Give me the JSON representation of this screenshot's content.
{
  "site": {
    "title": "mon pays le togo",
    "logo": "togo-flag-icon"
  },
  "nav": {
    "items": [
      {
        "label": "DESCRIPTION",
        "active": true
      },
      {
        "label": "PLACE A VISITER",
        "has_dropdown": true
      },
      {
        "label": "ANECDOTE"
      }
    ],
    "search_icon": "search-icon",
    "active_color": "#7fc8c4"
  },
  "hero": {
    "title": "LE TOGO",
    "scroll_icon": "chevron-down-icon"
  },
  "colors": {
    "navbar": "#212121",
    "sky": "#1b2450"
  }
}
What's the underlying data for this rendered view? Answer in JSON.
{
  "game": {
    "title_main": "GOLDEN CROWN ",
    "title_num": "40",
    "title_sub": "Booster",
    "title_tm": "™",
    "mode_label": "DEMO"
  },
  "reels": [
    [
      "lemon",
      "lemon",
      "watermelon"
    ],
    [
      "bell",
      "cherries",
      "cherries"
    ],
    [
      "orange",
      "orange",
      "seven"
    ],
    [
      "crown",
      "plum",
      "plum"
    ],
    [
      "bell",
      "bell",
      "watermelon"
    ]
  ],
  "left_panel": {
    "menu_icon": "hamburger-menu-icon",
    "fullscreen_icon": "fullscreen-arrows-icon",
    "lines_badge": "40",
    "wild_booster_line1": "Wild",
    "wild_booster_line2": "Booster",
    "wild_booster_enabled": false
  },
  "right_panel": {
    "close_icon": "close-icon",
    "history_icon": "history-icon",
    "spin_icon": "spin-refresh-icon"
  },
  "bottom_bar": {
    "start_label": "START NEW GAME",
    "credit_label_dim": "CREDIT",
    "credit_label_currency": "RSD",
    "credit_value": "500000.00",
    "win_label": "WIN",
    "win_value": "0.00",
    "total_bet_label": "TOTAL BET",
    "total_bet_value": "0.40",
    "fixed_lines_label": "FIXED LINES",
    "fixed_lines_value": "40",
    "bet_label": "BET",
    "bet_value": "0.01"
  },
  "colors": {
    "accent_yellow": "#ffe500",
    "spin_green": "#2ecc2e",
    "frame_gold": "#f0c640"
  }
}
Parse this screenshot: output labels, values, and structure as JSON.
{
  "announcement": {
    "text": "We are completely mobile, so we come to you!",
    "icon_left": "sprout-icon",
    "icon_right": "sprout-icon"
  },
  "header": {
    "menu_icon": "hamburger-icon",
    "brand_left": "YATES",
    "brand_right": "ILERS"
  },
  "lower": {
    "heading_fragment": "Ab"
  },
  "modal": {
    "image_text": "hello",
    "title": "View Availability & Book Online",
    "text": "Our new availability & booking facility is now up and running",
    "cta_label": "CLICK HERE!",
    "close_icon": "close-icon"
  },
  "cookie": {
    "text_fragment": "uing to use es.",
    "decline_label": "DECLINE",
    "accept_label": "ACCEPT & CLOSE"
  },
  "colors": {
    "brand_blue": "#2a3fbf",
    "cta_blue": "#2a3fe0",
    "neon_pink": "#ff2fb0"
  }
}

* Written request:
Write every line of the material above again, exactly.

* Completed exercise:
Give me the JSON representation of this screenshot's content.
{
  "site": {
    "title": "mon pays le togo",
    "logo": "togo-flag-icon"
  },
  "nav": {
    "items": [
      {
        "label": "DESCRIPTION",
        "active": true
      },
      {
        "label": "PLACE A VISITER",
        "has_dropdown": true
      },
      {
        "label": "ANECDOTE"
      }
    ],
    "search_icon": "search-icon",
    "active_color": "#7fc8c4"
  },
  "hero": {
    "title": "LE TOGO",
    "scroll_icon": "chevron-down-icon"
  },
  "colors": {
    "navbar": "#212121",
    "sky": "#1b2450"
  }
}
What's the underlying data for this rendered view? Answer in JSON.
{
  "game": {
    "title_main": "GOLDEN CROWN ",
    "title_num": "40",
    "title_sub": "Booster",
    "title_tm": "™",
    "mode_label": "DEMO"
  },
  "reels": [
    [
      "lemon",
      "lemon",
      "watermelon"
    ],
    [
      "bell",
      "cherries",
      "cherries"
    ],
    [
      "orange",
      "orange",
      "seven"
    ],
    [
      "crown",
      "plum",
      "plum"
    ],
    [
      "bell",
      "bell",
      "watermelon"
    ]
  ],
  "left_panel": {
    "menu_icon": "hamburger-menu-icon",
    "fullscreen_icon": "fullscreen-arrows-icon",
    "lines_badge": "40",
    "wild_booster_line1": "Wild",
    "wild_booster_line2": "Booster",
    "wild_booster_enabled": false
  },
  "right_panel": {
    "close_icon": "close-icon",
    "history_icon": "history-icon",
    "spin_icon": "spin-refresh-icon"
  },
  "bottom_bar": {
    "start_label": "START NEW GAME",
    "credit_label_dim": "CREDIT",
    "credit_label_currency": "RSD",
    "credit_value": "500000.00",
    "win_label": "WIN",
    "win_value": "0.00",
    "total_bet_label": "TOTAL BET",
    "total_bet_value": "0.40",
    "fixed_lines_label": "FIXED LINES",
    "fixed_lines_value": "40",
    "bet_label": "BET",
    "bet_value": "0.01"
  },
  "colors": {
    "accent_yellow": "#ffe500",
    "spin_green": "#2ecc2e",
    "frame_gold": "#f0c640"
  }
}
Parse this screenshot: output labels, values, and structure as JSON.
{
  "announcement": {
    "text": "We are completely mobile, so we come to you!",
    "icon_left": "sprout-icon",
    "icon_right": "sprout-icon"
  },
  "header": {
    "menu_icon": "hamburger-icon",
    "brand_left": "YATES",
    "brand_right": "ILERS"
  },
  "lower": {
    "heading_fragment": "Ab"
  },
  "modal": {
    "image_text": "hello",
    "title": "View Availability & Book Online",
    "text": "Our new availability & booking facility is now up and running",
    "cta_label": "CLICK HERE!",
    "close_icon": "close-icon"
  },
  "cookie": {
    "text_fragment": "uing to use es.",
    "decline_label": "DECLINE",
    "accept_label": "ACCEPT & CLOSE"
  },
  "colors": {
    "brand_blue": "#2a3fbf",
    "cta_blue": "#2a3fe0",
    "neon_pink": "#ff2fb0"
  }
}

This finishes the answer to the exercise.